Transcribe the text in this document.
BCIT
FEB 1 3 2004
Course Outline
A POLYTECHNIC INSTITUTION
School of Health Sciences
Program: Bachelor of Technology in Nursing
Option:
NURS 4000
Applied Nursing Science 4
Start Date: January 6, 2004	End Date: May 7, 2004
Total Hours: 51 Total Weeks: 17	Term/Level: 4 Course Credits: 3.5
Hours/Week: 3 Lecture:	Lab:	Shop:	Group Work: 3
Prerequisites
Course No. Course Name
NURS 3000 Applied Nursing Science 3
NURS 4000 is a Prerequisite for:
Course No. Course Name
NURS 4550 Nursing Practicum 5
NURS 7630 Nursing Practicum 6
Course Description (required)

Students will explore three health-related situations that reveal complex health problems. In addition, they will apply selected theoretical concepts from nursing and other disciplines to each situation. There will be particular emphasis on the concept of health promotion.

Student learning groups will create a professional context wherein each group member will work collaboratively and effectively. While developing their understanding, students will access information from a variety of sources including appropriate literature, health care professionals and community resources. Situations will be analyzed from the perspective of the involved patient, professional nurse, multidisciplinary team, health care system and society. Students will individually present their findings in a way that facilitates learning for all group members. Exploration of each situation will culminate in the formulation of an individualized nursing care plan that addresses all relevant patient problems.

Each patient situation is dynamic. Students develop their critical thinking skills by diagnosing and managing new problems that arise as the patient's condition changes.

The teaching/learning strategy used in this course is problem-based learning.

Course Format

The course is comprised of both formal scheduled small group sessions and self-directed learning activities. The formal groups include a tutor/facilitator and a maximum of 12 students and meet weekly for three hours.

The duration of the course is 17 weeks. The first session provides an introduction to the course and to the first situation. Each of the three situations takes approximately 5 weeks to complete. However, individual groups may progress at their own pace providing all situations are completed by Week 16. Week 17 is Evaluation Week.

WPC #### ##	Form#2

*-*-*

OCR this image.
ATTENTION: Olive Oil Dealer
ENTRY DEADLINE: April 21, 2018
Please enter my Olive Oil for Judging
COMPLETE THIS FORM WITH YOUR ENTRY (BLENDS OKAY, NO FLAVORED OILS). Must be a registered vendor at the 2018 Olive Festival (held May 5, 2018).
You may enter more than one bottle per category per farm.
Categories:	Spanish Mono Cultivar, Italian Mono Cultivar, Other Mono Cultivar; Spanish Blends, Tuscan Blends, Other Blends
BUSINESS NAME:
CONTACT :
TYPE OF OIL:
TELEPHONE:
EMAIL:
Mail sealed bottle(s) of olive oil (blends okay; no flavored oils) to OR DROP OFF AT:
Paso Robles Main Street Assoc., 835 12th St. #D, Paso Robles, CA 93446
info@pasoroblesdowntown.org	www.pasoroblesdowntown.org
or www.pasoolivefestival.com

*-*-*

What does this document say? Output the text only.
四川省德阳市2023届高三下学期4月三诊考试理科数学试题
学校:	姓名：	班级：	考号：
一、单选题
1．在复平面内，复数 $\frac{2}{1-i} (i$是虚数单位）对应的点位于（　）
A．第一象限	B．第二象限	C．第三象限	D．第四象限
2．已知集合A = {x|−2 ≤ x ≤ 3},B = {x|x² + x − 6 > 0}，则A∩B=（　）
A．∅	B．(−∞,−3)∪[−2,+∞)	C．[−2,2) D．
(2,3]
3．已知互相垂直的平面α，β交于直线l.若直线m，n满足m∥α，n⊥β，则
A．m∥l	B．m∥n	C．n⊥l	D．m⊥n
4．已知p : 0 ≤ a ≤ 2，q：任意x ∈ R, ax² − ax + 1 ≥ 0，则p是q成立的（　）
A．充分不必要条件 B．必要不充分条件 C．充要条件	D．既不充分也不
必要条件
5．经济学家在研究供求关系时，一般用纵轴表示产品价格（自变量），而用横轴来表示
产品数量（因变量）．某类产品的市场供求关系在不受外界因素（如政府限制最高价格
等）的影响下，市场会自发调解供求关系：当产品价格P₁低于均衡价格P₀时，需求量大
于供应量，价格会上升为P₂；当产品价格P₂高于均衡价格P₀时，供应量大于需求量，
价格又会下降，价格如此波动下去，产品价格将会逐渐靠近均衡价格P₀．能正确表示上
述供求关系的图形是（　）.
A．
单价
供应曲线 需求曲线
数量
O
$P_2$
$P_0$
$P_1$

*-*-*

**Requirements**
Pull every line containing the word "ENTRY" out of the material and copy it.

**Answer to the exercise**
ENTRY DEADLINE: April 21, 2018
COMPLETE THIS FORM WITH YOUR ENTRY (BLENDS OKAY, NO FLAVORED OILS). Must be a registered vendor at the 2018 Olive Festival (held May 5, 2018).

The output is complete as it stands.